■ DATA FOR THE TASK ■

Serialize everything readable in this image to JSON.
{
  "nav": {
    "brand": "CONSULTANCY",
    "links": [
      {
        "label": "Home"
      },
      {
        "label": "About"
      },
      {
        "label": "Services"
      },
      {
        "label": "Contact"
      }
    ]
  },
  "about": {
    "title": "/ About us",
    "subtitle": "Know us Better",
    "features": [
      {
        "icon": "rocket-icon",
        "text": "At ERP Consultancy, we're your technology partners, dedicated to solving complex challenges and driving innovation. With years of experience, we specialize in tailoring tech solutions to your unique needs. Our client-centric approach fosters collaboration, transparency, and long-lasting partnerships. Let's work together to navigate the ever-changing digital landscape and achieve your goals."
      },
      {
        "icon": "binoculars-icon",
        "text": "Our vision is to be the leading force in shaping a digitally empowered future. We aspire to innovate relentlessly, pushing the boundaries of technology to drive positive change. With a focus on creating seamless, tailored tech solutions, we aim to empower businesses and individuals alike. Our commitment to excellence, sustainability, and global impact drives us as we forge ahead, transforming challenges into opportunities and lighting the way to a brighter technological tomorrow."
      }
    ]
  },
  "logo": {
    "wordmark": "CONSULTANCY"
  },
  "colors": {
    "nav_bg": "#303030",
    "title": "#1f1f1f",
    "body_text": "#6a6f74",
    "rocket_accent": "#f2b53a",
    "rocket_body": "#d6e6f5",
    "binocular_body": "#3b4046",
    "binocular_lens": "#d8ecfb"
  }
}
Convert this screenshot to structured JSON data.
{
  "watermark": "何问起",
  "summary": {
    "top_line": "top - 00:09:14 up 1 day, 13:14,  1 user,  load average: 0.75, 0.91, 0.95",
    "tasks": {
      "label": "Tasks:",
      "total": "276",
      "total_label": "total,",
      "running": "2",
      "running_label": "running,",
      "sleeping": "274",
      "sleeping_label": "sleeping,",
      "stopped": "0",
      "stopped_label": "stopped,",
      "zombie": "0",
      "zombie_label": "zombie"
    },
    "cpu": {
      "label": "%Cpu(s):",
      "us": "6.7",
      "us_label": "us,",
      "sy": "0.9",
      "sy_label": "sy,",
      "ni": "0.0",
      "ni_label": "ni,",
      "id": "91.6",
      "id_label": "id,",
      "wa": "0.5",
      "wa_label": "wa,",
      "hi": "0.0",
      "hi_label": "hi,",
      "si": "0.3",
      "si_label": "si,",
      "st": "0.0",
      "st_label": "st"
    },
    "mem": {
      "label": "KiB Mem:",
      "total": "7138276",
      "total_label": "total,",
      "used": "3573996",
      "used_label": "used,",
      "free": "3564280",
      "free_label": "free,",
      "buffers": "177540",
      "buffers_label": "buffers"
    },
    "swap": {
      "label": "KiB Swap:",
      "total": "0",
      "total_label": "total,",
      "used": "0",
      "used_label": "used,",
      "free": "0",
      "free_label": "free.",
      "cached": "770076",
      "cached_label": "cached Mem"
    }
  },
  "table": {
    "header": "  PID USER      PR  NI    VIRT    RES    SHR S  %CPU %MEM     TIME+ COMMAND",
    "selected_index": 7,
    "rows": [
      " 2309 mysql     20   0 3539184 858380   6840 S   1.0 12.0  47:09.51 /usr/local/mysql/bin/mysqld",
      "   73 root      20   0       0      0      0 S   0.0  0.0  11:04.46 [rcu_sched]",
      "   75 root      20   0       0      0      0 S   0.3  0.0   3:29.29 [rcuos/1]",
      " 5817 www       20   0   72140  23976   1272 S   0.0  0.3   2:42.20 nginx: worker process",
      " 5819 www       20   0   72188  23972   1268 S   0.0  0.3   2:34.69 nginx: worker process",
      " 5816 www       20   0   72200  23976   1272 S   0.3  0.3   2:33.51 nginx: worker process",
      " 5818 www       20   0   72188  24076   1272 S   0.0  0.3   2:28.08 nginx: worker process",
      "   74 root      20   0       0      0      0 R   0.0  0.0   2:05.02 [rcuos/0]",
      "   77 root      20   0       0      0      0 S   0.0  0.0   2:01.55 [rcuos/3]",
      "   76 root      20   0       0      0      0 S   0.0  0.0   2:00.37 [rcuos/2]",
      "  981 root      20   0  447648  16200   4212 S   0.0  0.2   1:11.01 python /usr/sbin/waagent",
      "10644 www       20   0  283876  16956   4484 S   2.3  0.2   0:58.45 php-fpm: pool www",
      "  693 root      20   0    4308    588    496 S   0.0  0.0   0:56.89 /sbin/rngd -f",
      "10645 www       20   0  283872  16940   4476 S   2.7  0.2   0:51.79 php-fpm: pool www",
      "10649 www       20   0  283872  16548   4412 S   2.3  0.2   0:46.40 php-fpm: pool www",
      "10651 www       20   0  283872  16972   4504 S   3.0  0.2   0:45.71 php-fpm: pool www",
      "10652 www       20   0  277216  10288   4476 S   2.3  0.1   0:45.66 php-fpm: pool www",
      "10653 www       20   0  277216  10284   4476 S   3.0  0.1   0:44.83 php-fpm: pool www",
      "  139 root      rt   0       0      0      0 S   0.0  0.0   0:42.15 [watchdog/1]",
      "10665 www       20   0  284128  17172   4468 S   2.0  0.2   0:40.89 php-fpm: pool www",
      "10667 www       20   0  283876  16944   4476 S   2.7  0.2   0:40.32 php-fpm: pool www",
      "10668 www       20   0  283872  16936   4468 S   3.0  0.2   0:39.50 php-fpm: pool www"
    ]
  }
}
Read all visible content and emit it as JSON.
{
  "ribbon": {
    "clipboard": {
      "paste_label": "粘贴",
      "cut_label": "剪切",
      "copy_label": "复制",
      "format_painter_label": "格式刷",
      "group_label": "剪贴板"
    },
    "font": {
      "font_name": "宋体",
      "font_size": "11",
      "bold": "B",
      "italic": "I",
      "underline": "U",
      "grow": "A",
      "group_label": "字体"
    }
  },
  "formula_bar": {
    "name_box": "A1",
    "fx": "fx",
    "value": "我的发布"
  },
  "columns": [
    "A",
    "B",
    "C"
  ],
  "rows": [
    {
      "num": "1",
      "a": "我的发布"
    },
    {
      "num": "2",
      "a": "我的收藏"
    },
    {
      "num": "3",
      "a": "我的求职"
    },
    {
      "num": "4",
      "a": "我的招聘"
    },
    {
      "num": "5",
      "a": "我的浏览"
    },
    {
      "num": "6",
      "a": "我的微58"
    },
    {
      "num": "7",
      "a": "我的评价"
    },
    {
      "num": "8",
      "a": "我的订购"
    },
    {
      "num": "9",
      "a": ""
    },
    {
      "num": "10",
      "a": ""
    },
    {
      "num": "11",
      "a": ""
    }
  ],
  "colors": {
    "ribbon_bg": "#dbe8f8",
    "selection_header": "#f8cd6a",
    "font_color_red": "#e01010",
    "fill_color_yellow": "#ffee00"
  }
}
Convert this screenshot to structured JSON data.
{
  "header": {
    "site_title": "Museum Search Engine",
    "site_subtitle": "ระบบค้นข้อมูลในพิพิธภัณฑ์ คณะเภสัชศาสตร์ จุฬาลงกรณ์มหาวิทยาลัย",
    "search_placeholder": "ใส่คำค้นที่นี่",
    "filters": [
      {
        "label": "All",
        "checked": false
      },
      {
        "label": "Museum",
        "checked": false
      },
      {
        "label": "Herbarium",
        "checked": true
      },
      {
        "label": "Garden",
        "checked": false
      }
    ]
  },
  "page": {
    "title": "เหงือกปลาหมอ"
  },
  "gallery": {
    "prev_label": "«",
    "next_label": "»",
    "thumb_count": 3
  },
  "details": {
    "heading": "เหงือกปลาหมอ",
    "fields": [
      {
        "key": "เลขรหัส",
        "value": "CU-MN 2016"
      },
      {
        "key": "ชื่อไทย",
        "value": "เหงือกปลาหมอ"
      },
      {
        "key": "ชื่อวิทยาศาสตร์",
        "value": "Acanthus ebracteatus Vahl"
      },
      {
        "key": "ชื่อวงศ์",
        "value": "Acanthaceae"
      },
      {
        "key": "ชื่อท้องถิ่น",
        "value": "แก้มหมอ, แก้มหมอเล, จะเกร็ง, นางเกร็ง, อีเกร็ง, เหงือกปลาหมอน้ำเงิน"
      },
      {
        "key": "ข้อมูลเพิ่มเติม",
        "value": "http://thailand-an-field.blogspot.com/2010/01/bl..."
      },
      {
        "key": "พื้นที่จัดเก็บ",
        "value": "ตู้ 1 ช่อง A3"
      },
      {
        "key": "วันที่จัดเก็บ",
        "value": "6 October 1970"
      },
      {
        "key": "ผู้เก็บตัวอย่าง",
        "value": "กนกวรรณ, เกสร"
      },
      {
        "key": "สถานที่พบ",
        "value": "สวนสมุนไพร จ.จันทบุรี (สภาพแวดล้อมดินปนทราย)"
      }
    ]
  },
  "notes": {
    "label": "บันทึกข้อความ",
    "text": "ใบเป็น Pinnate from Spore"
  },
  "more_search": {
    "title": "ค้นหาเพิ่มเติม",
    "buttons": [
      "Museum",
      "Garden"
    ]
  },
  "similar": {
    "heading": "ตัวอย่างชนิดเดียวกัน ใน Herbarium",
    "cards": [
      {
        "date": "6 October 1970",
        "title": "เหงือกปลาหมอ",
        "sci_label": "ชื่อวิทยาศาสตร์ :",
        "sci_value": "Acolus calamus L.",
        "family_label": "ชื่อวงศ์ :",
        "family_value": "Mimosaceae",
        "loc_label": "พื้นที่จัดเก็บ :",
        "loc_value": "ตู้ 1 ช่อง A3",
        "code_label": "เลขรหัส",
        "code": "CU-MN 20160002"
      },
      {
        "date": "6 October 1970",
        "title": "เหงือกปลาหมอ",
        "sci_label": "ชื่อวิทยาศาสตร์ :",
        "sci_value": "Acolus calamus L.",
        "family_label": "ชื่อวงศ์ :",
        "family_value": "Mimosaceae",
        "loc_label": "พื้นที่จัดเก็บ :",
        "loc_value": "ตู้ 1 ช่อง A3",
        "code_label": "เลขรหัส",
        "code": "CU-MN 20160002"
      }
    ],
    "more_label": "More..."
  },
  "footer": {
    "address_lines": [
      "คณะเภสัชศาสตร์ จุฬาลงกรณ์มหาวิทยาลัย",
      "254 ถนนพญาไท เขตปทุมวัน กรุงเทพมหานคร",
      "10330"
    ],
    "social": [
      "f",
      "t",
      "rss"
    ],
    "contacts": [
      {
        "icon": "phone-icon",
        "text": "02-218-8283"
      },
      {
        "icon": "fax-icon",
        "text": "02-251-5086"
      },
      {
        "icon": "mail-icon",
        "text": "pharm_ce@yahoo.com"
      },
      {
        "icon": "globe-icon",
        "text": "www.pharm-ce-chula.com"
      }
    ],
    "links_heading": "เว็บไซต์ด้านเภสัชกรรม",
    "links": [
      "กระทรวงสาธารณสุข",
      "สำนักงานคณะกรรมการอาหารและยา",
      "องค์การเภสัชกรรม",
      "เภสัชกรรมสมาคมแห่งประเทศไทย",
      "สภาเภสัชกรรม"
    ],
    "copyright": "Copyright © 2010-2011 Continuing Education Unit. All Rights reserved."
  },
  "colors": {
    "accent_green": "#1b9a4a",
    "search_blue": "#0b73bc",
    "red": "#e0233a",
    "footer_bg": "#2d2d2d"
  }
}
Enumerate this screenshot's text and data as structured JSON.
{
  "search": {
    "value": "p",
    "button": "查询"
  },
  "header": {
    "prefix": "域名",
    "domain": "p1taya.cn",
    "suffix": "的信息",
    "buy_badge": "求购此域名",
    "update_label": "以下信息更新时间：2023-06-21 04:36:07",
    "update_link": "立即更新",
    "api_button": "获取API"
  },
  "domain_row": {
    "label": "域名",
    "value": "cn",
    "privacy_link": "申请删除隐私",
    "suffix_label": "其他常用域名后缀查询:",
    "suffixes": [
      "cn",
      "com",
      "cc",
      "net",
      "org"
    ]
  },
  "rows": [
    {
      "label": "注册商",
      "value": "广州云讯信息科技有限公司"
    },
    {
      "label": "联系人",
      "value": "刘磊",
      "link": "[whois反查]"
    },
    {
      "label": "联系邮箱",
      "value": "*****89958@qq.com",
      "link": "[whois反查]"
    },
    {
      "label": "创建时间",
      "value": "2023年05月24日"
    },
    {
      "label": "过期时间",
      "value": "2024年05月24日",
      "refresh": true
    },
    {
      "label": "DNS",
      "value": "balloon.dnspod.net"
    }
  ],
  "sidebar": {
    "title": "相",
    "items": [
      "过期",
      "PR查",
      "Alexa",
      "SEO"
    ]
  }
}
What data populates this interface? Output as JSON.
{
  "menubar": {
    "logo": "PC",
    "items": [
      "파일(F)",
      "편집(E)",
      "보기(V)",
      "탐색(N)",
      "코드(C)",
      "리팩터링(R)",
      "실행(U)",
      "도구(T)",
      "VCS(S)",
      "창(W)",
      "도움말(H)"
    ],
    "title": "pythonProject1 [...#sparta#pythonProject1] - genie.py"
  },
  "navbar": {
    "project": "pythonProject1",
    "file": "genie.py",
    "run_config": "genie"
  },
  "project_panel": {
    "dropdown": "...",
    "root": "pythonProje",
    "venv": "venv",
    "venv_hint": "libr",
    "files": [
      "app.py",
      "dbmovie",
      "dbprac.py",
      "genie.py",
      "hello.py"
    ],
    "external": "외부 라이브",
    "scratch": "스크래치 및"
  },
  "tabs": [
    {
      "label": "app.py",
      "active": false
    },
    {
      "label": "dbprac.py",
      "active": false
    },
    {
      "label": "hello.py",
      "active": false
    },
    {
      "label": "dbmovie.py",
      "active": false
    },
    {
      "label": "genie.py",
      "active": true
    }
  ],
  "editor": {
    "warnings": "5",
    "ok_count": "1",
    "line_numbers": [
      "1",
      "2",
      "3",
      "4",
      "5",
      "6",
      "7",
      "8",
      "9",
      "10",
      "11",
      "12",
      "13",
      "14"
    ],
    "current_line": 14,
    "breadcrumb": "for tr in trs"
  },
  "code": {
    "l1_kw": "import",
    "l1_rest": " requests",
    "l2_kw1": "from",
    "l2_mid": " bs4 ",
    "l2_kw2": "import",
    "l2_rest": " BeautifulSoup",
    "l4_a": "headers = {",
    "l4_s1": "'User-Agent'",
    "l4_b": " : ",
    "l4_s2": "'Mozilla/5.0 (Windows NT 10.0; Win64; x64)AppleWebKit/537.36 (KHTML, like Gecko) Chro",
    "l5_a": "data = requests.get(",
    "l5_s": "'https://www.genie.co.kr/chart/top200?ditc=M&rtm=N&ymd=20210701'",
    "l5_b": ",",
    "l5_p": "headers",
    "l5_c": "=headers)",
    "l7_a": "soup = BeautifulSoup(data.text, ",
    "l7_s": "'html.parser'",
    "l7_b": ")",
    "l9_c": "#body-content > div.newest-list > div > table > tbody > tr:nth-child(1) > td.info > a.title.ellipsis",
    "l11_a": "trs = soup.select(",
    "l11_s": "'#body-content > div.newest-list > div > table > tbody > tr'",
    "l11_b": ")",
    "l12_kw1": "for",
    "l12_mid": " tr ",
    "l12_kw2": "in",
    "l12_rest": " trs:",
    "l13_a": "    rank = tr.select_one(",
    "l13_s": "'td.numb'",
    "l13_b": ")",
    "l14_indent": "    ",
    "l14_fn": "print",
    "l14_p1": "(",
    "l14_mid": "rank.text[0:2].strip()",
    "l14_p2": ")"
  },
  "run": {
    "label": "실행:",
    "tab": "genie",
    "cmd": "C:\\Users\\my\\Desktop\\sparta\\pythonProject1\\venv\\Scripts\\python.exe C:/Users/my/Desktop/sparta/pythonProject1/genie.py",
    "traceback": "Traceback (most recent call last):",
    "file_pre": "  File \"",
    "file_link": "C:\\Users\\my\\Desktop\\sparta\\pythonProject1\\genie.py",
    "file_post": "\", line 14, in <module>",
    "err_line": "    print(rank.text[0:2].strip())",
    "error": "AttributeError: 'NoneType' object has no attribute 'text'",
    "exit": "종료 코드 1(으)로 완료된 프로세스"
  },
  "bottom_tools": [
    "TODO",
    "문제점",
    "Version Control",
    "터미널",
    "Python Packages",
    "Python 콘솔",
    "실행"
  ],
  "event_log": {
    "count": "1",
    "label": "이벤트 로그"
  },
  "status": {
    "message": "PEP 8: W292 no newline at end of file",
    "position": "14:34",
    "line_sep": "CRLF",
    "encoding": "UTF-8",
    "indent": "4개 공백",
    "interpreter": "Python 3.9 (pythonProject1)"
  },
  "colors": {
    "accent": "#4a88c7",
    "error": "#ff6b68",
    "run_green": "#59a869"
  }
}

■ WHAT IS REQUIRED ■
Your task is to pick out every line with the string "มหาว" and copy it.

■ CORRECT RESULT ■
    "site_subtitle": "ระบบค้นข้อมูลในพิพิธภัณฑ์ คณะเภสัชศาสตร์ จุฬาลงกรณ์มหาวิทยาลัย",
      "คณะเภสัชศาสตร์ จุฬาลงกรณ์มหาวิทยาลัย",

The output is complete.